> **What is required**
Pull out every line containing the string "program".

>> Begin

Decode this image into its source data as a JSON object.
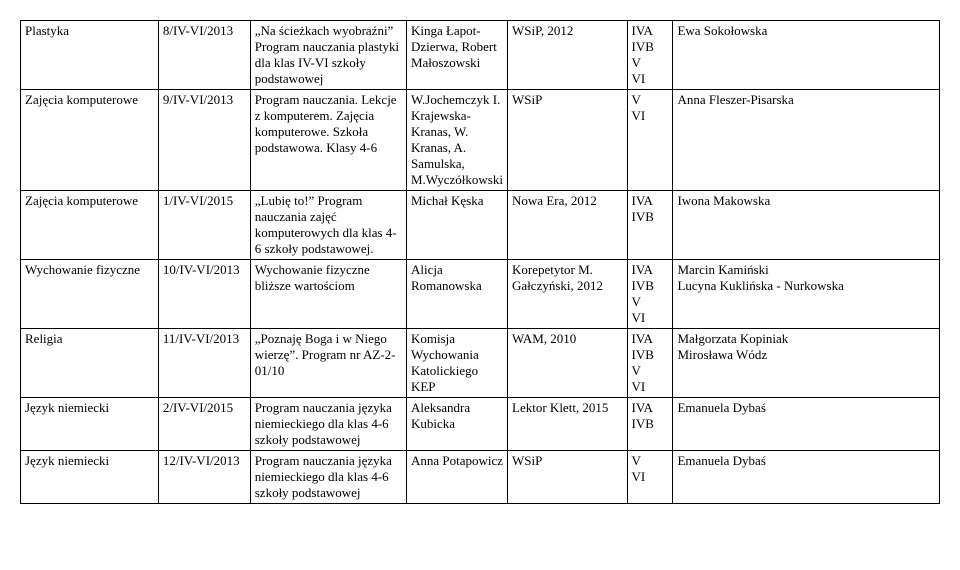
{
  "table": {
    "rows": [
      {
        "subject": "Plastyka",
        "code": "8/IV-VI/2013",
        "program": "„Na ścieżkach wyobraźni” Program nauczania plastyki dla klas IV-VI szkoły podstawowej",
        "authors": "Kinga Łapot-Dzierwa, Robert Małoszowski",
        "publisher": "WSiP, 2012",
        "groups": "IVA\nIVB\nV\nVI",
        "teacher": "Ewa Sokołowska"
      },
      {
        "subject": "Zajęcia komputerowe",
        "code": "9/IV-VI/2013",
        "program": "Program nauczania. Lekcje z komputerem. Zajęcia komputerowe. Szkoła podstawowa. Klasy 4-6",
        "authors": "W.Jochemczyk I. Krajewska-Kranas, W. Kranas, A. Samulska, M.Wyczółkowski",
        "publisher": "WSiP",
        "groups": "V\nVI",
        "teacher": "Anna Fleszer-Pisarska"
      },
      {
        "subject": "Zajęcia komputerowe",
        "code": "1/IV-VI/2015",
        "program": "„Lubię to!” Program nauczania zajęć komputerowych dla klas 4-6 szkoły podstawowej.",
        "authors": "Michał Kęska",
        "publisher": "Nowa Era, 2012",
        "groups": "IVA\nIVB",
        "teacher": "Iwona Makowska"
      },
      {
        "subject": "Wychowanie fizyczne",
        "code": "10/IV-VI/2013",
        "program": "Wychowanie fizyczne bliższe wartościom",
        "authors": "Alicja Romanowska",
        "publisher": "Korepetytor M. Gałczyński, 2012",
        "groups": "IVA\nIVB\nV\nVI",
        "teacher": "Marcin Kamiński\nLucyna Kuklińska - Nurkowska"
      },
      {
        "subject": "Religia",
        "code": "11/IV-VI/2013",
        "program": "„Poznaję Boga i w Niego wierzę”. Program nr AZ-2-01/10",
        "authors": "Komisja Wychowania Katolickiego KEP",
        "publisher": "WAM, 2010",
        "groups": "IVA\nIVB\nV\nVI",
        "teacher": "Małgorzata Kopiniak\nMirosława Wódz"
      },
      {
        "subject": "Język niemiecki",
        "code": "2/IV-VI/2015",
        "program": "Program nauczania języka niemieckiego dla klas 4-6 szkoły podstawowej",
        "authors": "Aleksandra Kubicka",
        "publisher": "Lektor Klett, 2015",
        "groups": "IVA\nIVB",
        "teacher": "Emanuela Dybaś"
      },
      {
        "subject": "Język niemiecki",
        "code": "12/IV-VI/2013",
        "program": "Program nauczania języka niemieckiego dla klas 4-6 szkoły podstawowej",
        "authors": "Anna Potapowicz",
        "publisher": "WSiP",
        "groups": "V\nVI",
        "teacher": "Emanuela Dybaś"
      }
    ]
  }
}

>> End

> **Full output**
        "program": "„Na ścieżkach wyobraźni” Program nauczania plastyki dla klas IV-VI szkoły podstawowej",
        "program": "Program nauczania. Lekcje z komputerem. Zajęcia komputerowe. Szkoła podstawowa. Klasy 4-6",
        "program": "„Lubię to!” Program nauczania zajęć komputerowych dla klas 4-6 szkoły podstawowej.",
        "program": "Wychowanie fizyczne bliższe wartościom",
        "program": "„Poznaję Boga i w Niego wierzę”. Program nr AZ-2-01/10",
        "program": "Program nauczania języka niemieckiego dla klas 4-6 szkoły podstawowej",
        "program": "Program nauczania języka niemieckiego dla klas 4-6 szkoły podstawowej",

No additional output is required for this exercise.